WHAT TO DO:
Lines containing the string "this" are to be collected in full.

RECORDS PROVIDED:
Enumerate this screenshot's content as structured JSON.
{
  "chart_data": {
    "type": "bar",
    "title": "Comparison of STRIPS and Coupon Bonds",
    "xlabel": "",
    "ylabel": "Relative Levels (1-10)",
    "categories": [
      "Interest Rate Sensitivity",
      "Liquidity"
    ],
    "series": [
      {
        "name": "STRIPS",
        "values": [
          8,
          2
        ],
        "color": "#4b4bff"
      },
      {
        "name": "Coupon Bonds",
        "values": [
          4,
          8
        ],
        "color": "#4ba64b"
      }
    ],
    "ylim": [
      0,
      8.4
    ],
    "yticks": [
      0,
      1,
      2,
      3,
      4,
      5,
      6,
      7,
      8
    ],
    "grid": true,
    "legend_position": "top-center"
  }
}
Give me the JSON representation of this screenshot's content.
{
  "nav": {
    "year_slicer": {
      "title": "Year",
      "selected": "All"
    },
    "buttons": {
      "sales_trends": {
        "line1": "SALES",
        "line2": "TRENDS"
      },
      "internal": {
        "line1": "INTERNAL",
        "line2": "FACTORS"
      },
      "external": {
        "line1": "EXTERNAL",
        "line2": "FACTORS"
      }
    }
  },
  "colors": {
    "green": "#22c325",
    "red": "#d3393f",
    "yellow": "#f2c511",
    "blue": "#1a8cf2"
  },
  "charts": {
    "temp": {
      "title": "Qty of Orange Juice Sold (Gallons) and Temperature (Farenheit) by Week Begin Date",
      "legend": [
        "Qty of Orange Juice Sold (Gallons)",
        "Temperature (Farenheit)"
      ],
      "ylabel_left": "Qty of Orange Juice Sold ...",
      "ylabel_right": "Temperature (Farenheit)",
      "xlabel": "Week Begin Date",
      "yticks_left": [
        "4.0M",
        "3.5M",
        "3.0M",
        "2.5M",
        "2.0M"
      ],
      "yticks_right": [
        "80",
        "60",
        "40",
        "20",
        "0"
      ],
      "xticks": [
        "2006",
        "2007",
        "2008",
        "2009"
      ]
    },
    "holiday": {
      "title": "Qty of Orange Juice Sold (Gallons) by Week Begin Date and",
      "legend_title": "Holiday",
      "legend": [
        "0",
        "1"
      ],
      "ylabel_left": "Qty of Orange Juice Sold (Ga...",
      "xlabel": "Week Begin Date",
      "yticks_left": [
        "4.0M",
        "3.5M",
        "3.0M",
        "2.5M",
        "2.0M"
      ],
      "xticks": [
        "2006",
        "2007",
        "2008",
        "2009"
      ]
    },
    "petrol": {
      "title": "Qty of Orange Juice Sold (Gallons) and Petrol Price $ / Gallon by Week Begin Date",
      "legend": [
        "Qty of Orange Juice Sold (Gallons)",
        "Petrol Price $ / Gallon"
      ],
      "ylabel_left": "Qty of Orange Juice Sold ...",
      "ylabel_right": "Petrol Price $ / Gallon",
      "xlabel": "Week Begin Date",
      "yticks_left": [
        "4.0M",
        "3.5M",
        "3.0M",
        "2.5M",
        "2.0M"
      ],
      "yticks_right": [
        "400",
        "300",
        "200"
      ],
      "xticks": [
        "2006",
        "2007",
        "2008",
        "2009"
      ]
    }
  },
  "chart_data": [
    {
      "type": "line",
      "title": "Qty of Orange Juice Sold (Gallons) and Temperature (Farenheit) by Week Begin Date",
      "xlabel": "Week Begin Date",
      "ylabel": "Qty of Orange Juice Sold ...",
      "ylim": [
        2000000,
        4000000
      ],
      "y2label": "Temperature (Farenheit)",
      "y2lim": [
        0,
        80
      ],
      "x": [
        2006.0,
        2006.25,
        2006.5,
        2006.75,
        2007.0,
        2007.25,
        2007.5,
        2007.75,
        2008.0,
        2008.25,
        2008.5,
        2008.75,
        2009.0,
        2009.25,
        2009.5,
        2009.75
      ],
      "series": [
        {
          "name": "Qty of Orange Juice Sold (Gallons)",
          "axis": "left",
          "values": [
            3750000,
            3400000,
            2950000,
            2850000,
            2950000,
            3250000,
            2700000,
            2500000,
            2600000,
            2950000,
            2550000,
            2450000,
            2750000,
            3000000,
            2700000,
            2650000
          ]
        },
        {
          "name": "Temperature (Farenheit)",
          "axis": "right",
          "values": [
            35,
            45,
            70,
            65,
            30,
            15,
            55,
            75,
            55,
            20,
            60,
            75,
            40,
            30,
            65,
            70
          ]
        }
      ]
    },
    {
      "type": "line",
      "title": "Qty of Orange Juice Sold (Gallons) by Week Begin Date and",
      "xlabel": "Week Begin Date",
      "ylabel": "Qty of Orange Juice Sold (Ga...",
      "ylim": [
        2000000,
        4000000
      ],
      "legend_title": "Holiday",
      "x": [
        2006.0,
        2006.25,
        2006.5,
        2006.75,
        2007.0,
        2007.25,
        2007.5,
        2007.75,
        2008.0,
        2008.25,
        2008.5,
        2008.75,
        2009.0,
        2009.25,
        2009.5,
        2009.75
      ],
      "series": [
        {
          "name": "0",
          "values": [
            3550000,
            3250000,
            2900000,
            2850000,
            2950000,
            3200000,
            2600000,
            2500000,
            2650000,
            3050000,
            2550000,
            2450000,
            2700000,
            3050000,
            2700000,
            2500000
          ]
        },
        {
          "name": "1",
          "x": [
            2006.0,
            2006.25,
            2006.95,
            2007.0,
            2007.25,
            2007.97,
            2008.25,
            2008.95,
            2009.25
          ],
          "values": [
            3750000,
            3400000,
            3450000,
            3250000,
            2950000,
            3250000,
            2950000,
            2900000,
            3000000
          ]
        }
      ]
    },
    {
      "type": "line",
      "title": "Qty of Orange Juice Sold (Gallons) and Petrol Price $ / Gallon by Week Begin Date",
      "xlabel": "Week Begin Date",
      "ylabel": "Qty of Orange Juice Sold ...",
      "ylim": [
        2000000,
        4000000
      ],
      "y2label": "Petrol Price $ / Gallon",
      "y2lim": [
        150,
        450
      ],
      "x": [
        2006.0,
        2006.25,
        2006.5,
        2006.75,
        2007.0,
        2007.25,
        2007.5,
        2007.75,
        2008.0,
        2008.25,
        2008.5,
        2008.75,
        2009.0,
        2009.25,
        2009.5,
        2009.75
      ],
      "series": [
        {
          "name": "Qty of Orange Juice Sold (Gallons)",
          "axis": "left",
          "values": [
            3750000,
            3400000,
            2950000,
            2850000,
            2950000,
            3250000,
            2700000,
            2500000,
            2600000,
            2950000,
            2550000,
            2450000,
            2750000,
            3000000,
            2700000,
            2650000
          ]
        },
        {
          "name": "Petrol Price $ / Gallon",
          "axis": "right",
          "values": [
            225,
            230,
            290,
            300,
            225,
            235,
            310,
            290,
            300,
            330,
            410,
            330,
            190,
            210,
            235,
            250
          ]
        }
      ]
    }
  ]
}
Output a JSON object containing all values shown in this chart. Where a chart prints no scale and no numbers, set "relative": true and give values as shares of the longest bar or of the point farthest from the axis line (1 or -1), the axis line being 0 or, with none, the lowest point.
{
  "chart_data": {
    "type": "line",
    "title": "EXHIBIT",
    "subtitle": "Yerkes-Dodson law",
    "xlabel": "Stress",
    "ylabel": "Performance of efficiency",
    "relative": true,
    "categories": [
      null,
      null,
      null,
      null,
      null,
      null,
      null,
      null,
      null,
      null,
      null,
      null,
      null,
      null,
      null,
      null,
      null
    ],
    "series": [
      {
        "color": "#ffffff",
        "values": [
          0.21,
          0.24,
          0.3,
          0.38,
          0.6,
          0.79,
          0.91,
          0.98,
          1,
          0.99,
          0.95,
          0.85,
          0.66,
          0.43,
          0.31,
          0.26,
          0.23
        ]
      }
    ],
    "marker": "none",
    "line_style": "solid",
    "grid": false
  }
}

TASK RESPONSE:
Enumerate this screenshot's content as structured JSON.
Give me the JSON representation of this screenshot's content.
Output a JSON object containing all values shown in this chart. Where a chart prints no scale and no numbers, set "relative": true and give values as shares of the longest bar or of the point farthest from the axis line (1 or -1), the axis line being 0 or, with none, the lowest point.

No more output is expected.